--- BEGIN Supplied data ---
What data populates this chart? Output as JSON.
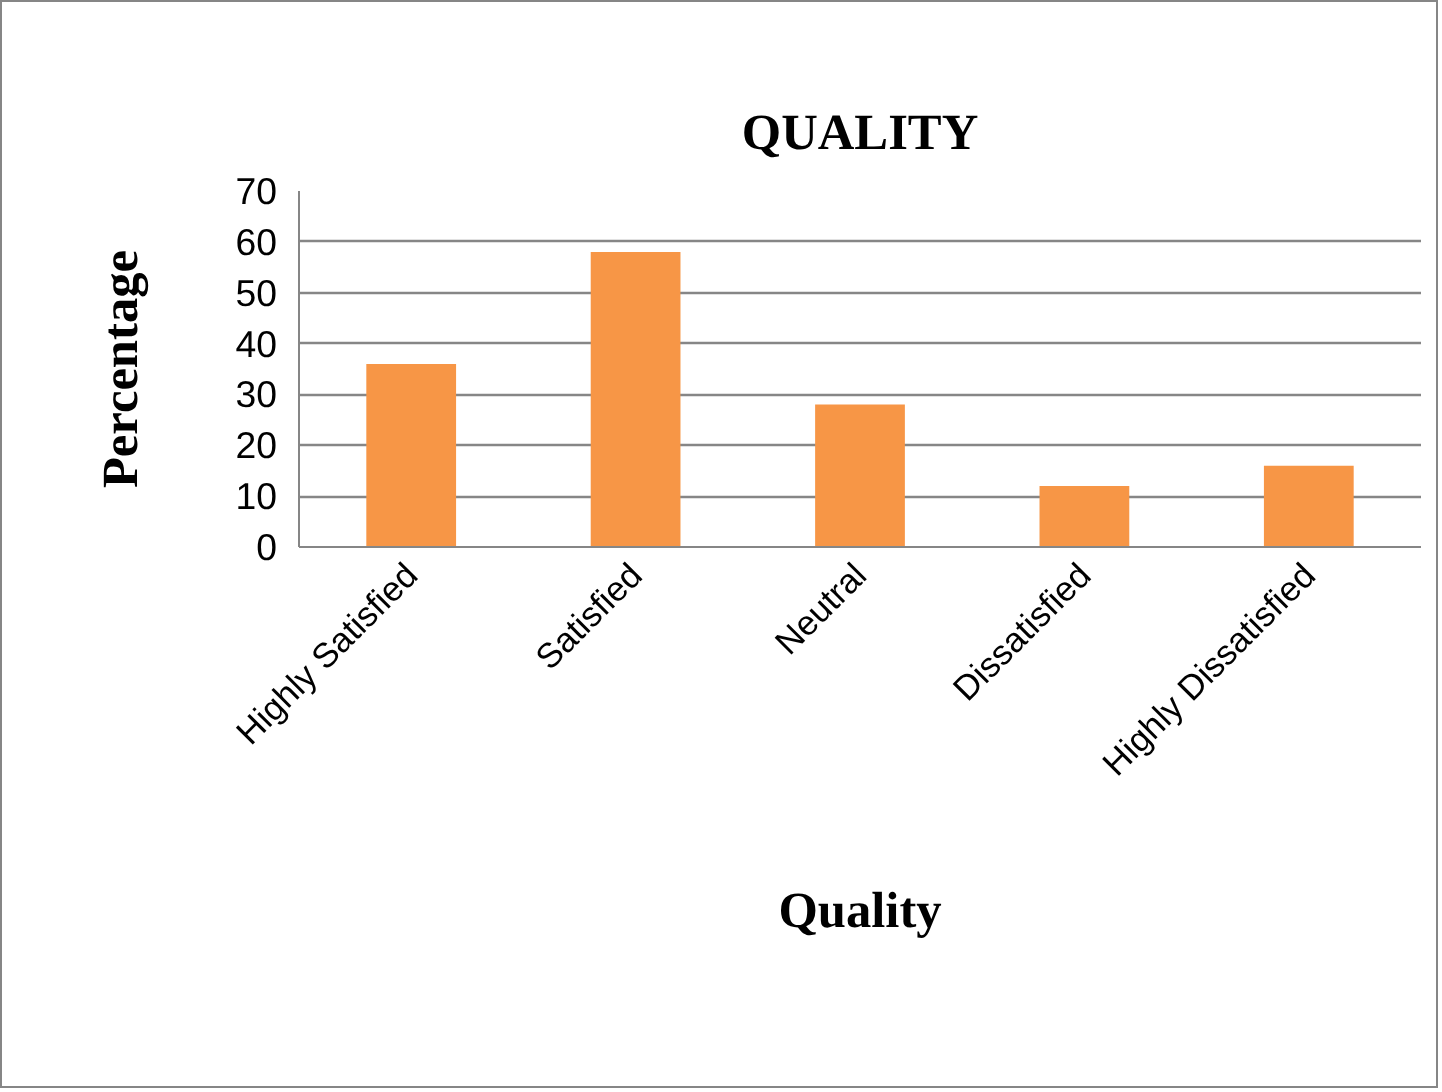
{
  "chart_data": {
    "type": "bar",
    "title": "QUALITY",
    "xlabel": "Quality",
    "ylabel": "Percentage",
    "categories": [
      "Highly Satisfied",
      "Satisfied",
      "Neutral",
      "Dissatisfied",
      "Highly Dissatisfied"
    ],
    "values": [
      36,
      58,
      28,
      12,
      16
    ],
    "color": "#f79646",
    "ylim": [
      0,
      70
    ],
    "yticks": [
      0,
      10,
      20,
      30,
      40,
      50,
      60,
      70
    ],
    "grid": "y"
  }
}
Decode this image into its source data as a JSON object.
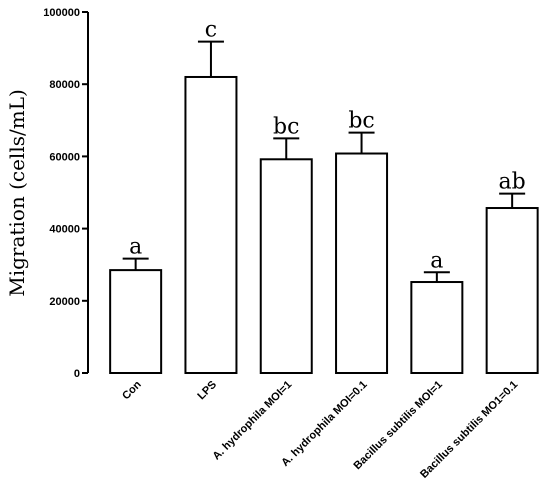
{
  "chart_data": {
    "type": "bar",
    "title": "",
    "xlabel": "",
    "ylabel": "Migration (cells/mL)",
    "ylim": [
      0,
      100000
    ],
    "yticks": [
      0,
      20000,
      40000,
      60000,
      80000,
      100000
    ],
    "ytick_labels": [
      "0",
      "20000",
      "40000",
      "60000",
      "80000",
      "100000"
    ],
    "categories": [
      "Con",
      "LPS",
      "A. hydrophila MOI=1",
      "A. hydrophila MOI=0.1",
      "Bacillus subtilis MOI=1",
      "Bacillus subtilis MO1=0.1"
    ],
    "values": [
      28500,
      82000,
      59200,
      60800,
      25200,
      45700
    ],
    "errors": [
      3200,
      9800,
      5800,
      5800,
      2700,
      4000
    ],
    "significance_labels": [
      "a",
      "c",
      "bc",
      "bc",
      "a",
      "ab"
    ],
    "grid": false,
    "legend": "none",
    "bar_fill": "#ffffff",
    "bar_stroke": "#000000"
  }
}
--- END Supplied data ---
**Problem requirements**
Without the pictures, repeat exactly the lines running from the line containing "Decode this image" through the end of the data, both ends included.

**Task response**
Decode this image into its source data as a JSON object.
{
  "chart_data": {
    "type": "bar",
    "title": "",
    "xlabel": "",
    "ylabel": "Migration (cells/mL)",
    "ylim": [
      0,
      100000
    ],
    "yticks": [
      0,
      20000,
      40000,
      60000,
      80000,
      100000
    ],
    "ytick_labels": [
      "0",
      "20000",
      "40000",
      "60000",
      "80000",
      "100000"
    ],
    "categories": [
      "Con",
      "LPS",
      "A. hydrophila MOI=1",
      "A. hydrophila MOI=0.1",
      "Bacillus subtilis MOI=1",
      "Bacillus subtilis MO1=0.1"
    ],
    "values": [
      28500,
      82000,
      59200,
      60800,
      25200,
      45700
    ],
    "errors": [
      3200,
      9800,
      5800,
      5800,
      2700,
      4000
    ],
    "significance_labels": [
      "a",
      "c",
      "bc",
      "bc",
      "a",
      "ab"
    ],
    "grid": false,
    "legend": "none",
    "bar_fill": "#ffffff",
    "bar_stroke": "#000000"
  }
}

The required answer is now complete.